## Written request
Retype the listing that follows, exactly as written.

╭─ Task material

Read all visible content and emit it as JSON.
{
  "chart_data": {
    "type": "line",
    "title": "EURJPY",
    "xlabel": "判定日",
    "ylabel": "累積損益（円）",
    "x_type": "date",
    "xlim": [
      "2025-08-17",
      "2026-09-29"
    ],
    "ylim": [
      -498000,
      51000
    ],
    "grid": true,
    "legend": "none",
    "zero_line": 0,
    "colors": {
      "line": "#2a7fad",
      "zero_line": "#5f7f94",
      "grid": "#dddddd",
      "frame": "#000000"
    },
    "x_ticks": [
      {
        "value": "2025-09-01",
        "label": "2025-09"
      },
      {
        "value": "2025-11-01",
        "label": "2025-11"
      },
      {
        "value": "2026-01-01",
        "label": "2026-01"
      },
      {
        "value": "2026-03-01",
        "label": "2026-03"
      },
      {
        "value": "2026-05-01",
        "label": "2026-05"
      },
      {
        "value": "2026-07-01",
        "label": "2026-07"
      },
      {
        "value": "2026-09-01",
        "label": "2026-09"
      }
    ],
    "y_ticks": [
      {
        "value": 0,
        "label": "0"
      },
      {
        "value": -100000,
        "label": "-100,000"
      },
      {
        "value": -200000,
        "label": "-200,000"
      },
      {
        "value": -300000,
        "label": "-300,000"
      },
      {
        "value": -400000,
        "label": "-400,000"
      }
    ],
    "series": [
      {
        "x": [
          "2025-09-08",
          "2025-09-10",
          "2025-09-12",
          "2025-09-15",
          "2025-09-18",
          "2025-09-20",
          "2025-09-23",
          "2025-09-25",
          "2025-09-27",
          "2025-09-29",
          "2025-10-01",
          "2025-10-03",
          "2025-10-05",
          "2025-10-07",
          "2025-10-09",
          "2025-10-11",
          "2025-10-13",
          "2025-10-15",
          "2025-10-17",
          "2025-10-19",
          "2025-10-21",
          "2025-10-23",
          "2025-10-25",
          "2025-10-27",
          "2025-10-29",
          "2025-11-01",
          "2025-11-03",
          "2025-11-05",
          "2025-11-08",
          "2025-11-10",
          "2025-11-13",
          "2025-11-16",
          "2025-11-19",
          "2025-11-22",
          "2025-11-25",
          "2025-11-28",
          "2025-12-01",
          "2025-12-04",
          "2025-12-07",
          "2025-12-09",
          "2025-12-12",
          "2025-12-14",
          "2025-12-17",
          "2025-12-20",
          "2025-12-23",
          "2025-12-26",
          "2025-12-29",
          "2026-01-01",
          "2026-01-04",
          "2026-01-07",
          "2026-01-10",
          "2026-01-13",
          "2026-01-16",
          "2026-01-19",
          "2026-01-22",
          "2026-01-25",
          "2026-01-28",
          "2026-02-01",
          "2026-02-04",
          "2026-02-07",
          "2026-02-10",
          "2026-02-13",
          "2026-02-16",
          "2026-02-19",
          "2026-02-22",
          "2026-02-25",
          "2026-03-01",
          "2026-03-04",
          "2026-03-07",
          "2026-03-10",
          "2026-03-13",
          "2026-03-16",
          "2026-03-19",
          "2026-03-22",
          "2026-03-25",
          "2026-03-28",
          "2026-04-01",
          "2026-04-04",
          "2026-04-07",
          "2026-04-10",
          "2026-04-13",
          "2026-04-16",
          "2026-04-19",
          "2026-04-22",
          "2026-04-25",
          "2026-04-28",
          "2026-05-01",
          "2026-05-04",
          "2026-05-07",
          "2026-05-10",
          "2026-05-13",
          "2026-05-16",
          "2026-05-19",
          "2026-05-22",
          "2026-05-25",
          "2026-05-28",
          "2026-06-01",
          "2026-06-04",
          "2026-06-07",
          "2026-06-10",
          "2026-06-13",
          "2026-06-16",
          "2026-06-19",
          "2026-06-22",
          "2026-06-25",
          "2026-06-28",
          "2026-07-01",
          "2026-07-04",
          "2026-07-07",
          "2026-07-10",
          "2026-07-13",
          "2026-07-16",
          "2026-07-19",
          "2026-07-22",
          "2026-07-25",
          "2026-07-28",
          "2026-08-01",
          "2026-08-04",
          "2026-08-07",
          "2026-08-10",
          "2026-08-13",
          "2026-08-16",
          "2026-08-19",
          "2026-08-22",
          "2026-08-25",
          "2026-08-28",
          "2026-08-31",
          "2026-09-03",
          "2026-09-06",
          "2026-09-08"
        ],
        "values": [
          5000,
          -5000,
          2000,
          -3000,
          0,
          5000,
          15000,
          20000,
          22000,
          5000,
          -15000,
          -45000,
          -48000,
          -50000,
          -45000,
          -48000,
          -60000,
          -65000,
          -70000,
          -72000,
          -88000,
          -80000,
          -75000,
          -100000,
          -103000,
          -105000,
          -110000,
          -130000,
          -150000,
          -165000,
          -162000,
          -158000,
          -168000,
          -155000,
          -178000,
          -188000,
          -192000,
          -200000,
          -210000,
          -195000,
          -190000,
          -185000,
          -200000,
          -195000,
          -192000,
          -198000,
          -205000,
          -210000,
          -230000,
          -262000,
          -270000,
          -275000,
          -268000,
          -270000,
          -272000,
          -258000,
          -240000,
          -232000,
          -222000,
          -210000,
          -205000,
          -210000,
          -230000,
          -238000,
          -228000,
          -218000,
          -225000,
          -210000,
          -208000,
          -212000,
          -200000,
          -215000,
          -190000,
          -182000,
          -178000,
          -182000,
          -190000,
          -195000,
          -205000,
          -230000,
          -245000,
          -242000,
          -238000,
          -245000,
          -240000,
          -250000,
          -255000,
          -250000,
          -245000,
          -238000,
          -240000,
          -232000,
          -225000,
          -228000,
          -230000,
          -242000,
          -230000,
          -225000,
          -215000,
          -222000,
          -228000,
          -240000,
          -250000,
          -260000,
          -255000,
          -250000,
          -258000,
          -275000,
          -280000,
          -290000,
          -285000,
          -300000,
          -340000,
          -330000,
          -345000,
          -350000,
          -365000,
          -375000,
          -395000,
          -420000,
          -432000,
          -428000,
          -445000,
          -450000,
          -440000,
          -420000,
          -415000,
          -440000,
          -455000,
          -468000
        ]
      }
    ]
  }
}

╰─

## Response to this task
Read all visible content and emit it as JSON.
{
  "chart_data": {
    "type": "line",
    "title": "EURJPY",
    "xlabel": "判定日",
    "ylabel": "累積損益（円）",
    "x_type": "date",
    "xlim": [
      "2025-08-17",
      "2026-09-29"
    ],
    "ylim": [
      -498000,
      51000
    ],
    "grid": true,
    "legend": "none",
    "zero_line": 0,
    "colors": {
      "line": "#2a7fad",
      "zero_line": "#5f7f94",
      "grid": "#dddddd",
      "frame": "#000000"
    },
    "x_ticks": [
      {
        "value": "2025-09-01",
        "label": "2025-09"
      },
      {
        "value": "2025-11-01",
        "label": "2025-11"
      },
      {
        "value": "2026-01-01",
        "label": "2026-01"
      },
      {
        "value": "2026-03-01",
        "label": "2026-03"
      },
      {
        "value": "2026-05-01",
        "label": "2026-05"
      },
      {
        "value": "2026-07-01",
        "label": "2026-07"
      },
      {
        "value": "2026-09-01",
        "label": "2026-09"
      }
    ],
    "y_ticks": [
      {
        "value": 0,
        "label": "0"
      },
      {
        "value": -100000,
        "label": "-100,000"
      },
      {
        "value": -200000,
        "label": "-200,000"
      },
      {
        "value": -300000,
        "label": "-300,000"
      },
      {
        "value": -400000,
        "label": "-400,000"
      }
    ],
    "series": [
      {
        "x": [
          "2025-09-08",
          "2025-09-10",
          "2025-09-12",
          "2025-09-15",
          "2025-09-18",
          "2025-09-20",
          "2025-09-23",
          "2025-09-25",
          "2025-09-27",
          "2025-09-29",
          "2025-10-01",
          "2025-10-03",
          "2025-10-05",
          "2025-10-07",
          "2025-10-09",
          "2025-10-11",
          "2025-10-13",
          "2025-10-15",
          "2025-10-17",
          "2025-10-19",
          "2025-10-21",
          "2025-10-23",
          "2025-10-25",
          "2025-10-27",
          "2025-10-29",
          "2025-11-01",
          "2025-11-03",
          "2025-11-05",
          "2025-11-08",
          "2025-11-10",
          "2025-11-13",
          "2025-11-16",
          "2025-11-19",
          "2025-11-22",
          "2025-11-25",
          "2025-11-28",
          "2025-12-01",
          "2025-12-04",
          "2025-12-07",
          "2025-12-09",
          "2025-12-12",
          "2025-12-14",
          "2025-12-17",
          "2025-12-20",
          "2025-12-23",
          "2025-12-26",
          "2025-12-29",
          "2026-01-01",
          "2026-01-04",
          "2026-01-07",
          "2026-01-10",
          "2026-01-13",
          "2026-01-16",
          "2026-01-19",
          "2026-01-22",
          "2026-01-25",
          "2026-01-28",
          "2026-02-01",
          "2026-02-04",
          "2026-02-07",
          "2026-02-10",
          "2026-02-13",
          "2026-02-16",
          "2026-02-19",
          "2026-02-22",
          "2026-02-25",
          "2026-03-01",
          "2026-03-04",
          "2026-03-07",
          "2026-03-10",
          "2026-03-13",
          "2026-03-16",
          "2026-03-19",
          "2026-03-22",
          "2026-03-25",
          "2026-03-28",
          "2026-04-01",
          "2026-04-04",
          "2026-04-07",
          "2026-04-10",
          "2026-04-13",
          "2026-04-16",
          "2026-04-19",
          "2026-04-22",
          "2026-04-25",
          "2026-04-28",
          "2026-05-01",
          "2026-05-04",
          "2026-05-07",
          "2026-05-10",
          "2026-05-13",
          "2026-05-16",
          "2026-05-19",
          "2026-05-22",
          "2026-05-25",
          "2026-05-28",
          "2026-06-01",
          "2026-06-04",
          "2026-06-07",
          "2026-06-10",
          "2026-06-13",
          "2026-06-16",
          "2026-06-19",
          "2026-06-22",
          "2026-06-25",
          "2026-06-28",
          "2026-07-01",
          "2026-07-04",
          "2026-07-07",
          "2026-07-10",
          "2026-07-13",
          "2026-07-16",
          "2026-07-19",
          "2026-07-22",
          "2026-07-25",
          "2026-07-28",
          "2026-08-01",
          "2026-08-04",
          "2026-08-07",
          "2026-08-10",
          "2026-08-13",
          "2026-08-16",
          "2026-08-19",
          "2026-08-22",
          "2026-08-25",
          "2026-08-28",
          "2026-08-31",
          "2026-09-03",
          "2026-09-06",
          "2026-09-08"
        ],
        "values": [
          5000,
          -5000,
          2000,
          -3000,
          0,
          5000,
          15000,
          20000,
          22000,
          5000,
          -15000,
          -45000,
          -48000,
          -50000,
          -45000,
          -48000,
          -60000,
          -65000,
          -70000,
          -72000,
          -88000,
          -80000,
          -75000,
          -100000,
          -103000,
          -105000,
          -110000,
          -130000,
          -150000,
          -165000,
          -162000,
          -158000,
          -168000,
          -155000,
          -178000,
          -188000,
          -192000,
          -200000,
          -210000,
          -195000,
          -190000,
          -185000,
          -200000,
          -195000,
          -192000,
          -198000,
          -205000,
          -210000,
          -230000,
          -262000,
          -270000,
          -275000,
          -268000,
          -270000,
          -272000,
          -258000,
          -240000,
          -232000,
          -222000,
          -210000,
          -205000,
          -210000,
          -230000,
          -238000,
          -228000,
          -218000,
          -225000,
          -210000,
          -208000,
          -212000,
          -200000,
          -215000,
          -190000,
          -182000,
          -178000,
          -182000,
          -190000,
          -195000,
          -205000,
          -230000,
          -245000,
          -242000,
          -238000,
          -245000,
          -240000,
          -250000,
          -255000,
          -250000,
          -245000,
          -238000,
          -240000,
          -232000,
          -225000,
          -228000,
          -230000,
          -242000,
          -230000,
          -225000,
          -215000,
          -222000,
          -228000,
          -240000,
          -250000,
          -260000,
          -255000,
          -250000,
          -258000,
          -275000,
          -280000,
          -290000,
          -285000,
          -300000,
          -340000,
          -330000,
          -345000,
          -350000,
          -365000,
          -375000,
          -395000,
          -420000,
          -432000,
          -428000,
          -445000,
          -450000,
          -440000,
          -420000,
          -415000,
          -440000,
          -455000,
          -468000
        ]
      }
    ]
  }
}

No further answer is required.